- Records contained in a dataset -
──────────
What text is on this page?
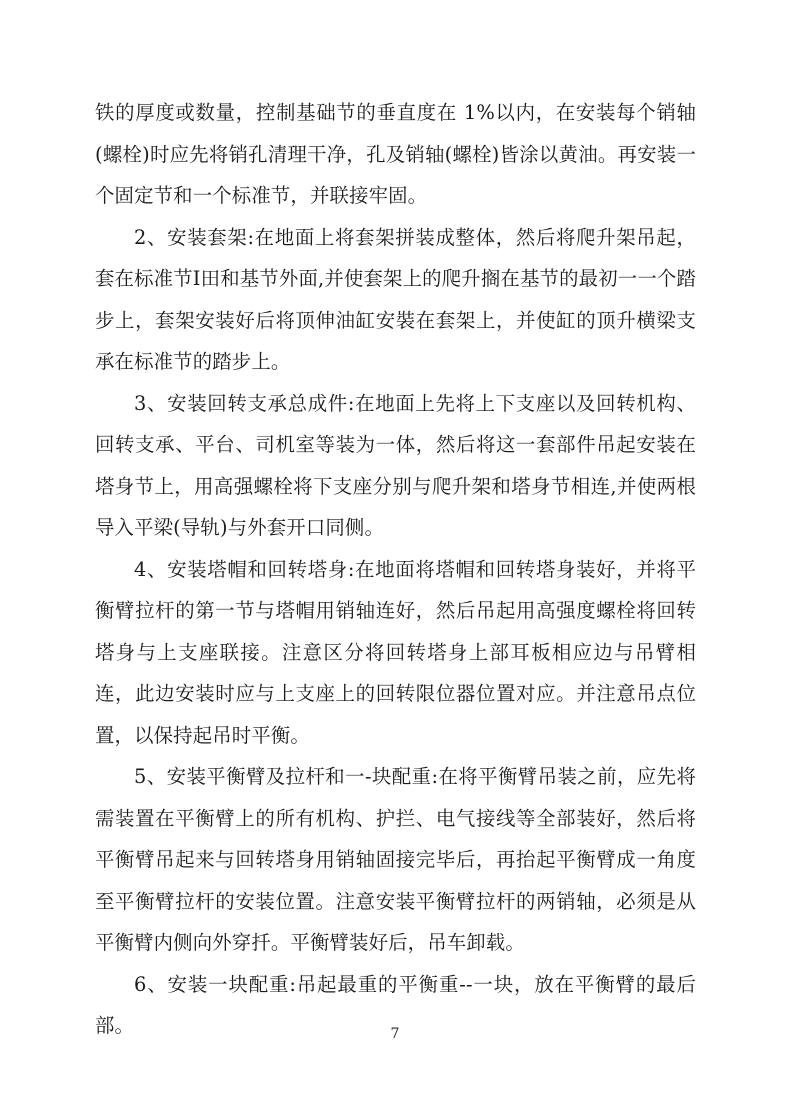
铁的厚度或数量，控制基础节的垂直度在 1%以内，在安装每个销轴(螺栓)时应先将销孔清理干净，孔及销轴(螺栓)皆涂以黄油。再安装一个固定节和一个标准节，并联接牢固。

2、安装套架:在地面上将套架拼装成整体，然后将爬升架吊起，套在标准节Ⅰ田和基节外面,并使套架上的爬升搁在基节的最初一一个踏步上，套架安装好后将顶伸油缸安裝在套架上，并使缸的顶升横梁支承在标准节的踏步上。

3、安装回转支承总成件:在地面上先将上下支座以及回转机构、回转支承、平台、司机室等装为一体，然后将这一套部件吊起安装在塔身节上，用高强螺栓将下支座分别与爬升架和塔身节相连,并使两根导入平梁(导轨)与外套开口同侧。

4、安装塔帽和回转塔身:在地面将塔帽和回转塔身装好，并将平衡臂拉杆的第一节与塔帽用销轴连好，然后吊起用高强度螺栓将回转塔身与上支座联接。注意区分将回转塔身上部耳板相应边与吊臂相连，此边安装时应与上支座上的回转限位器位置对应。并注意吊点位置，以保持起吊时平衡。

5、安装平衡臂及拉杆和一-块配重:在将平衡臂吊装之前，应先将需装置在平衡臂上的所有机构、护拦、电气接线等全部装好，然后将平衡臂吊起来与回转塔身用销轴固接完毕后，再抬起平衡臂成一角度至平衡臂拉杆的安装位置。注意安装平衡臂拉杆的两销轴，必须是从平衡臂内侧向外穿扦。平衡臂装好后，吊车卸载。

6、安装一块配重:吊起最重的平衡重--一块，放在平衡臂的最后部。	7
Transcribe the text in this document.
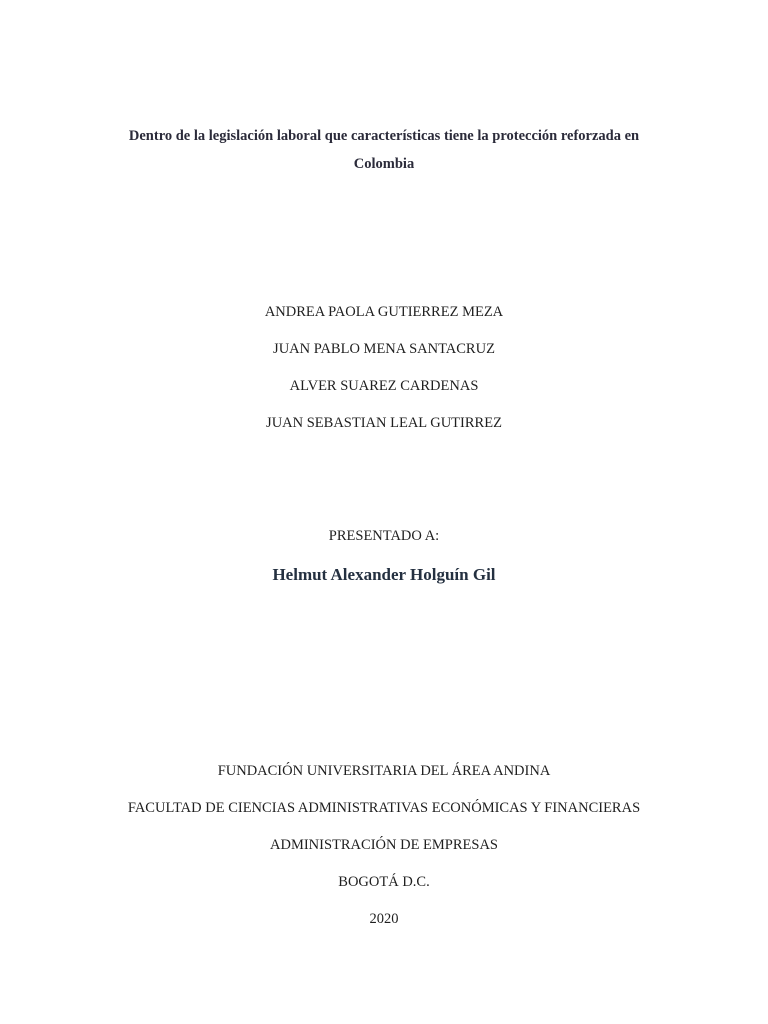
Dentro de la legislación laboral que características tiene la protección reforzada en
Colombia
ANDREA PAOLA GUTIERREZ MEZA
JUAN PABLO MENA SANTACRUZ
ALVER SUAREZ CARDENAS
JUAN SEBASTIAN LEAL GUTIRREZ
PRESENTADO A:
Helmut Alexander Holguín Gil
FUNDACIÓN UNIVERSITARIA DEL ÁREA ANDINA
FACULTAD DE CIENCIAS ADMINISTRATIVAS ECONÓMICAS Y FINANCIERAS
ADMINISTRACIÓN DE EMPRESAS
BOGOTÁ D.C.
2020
──────────
- EXERCISE TASK -
Using the material above, copy every line in which the string "JUAN" occurs.

- OUTPUT OF THE TASK -
JUAN PABLO MENA SANTACRUZ
JUAN SEBASTIAN LEAL GUTIRREZ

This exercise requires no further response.